**Stated task**
Find the string "中国外周动脉疾病患病人数" in the records. Copy every line it appears in.

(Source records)
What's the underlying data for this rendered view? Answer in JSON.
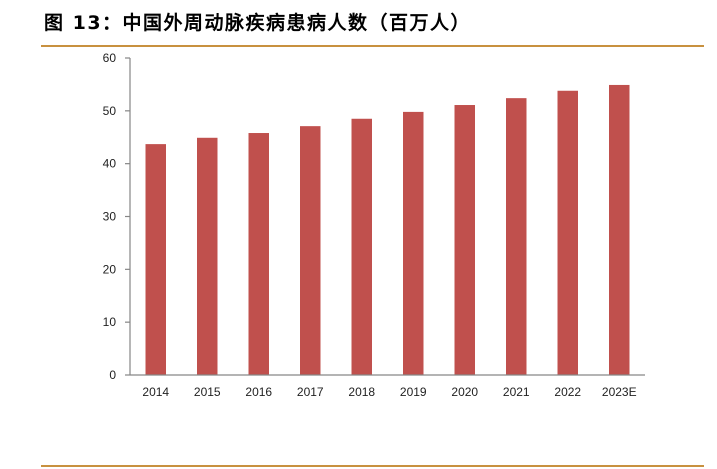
{
  "figure": {
    "title": "图 13：中国外周动脉疾病患病人数（百万人）",
    "rule_color": "#c8913f",
    "bar_color": "#c0504d",
    "axis_color": "#868686"
  },
  "chart_data": {
    "type": "bar",
    "title": "中国外周动脉疾病患病人数（百万人）",
    "categories": [
      "2014",
      "2015",
      "2016",
      "2017",
      "2018",
      "2019",
      "2020",
      "2021",
      "2022",
      "2023E"
    ],
    "series": [
      {
        "name": "患病人数（百万人）",
        "values": [
          43.7,
          44.9,
          45.8,
          47.1,
          48.5,
          49.8,
          51.1,
          52.4,
          53.8,
          54.9
        ]
      }
    ],
    "values": [
      43.7,
      44.9,
      45.8,
      47.1,
      48.5,
      49.8,
      51.1,
      52.4,
      53.8,
      54.9
    ],
    "xlabel": "",
    "ylabel": "",
    "ylim": [
      0,
      60
    ],
    "yticks": [
      0,
      10,
      20,
      30,
      40,
      50,
      60
    ],
    "grid": false,
    "legend": "none"
  }
}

**Result**
    "title": "图 13：中国外周动脉疾病患病人数（百万人）",
    "title": "中国外周动脉疾病患病人数（百万人）",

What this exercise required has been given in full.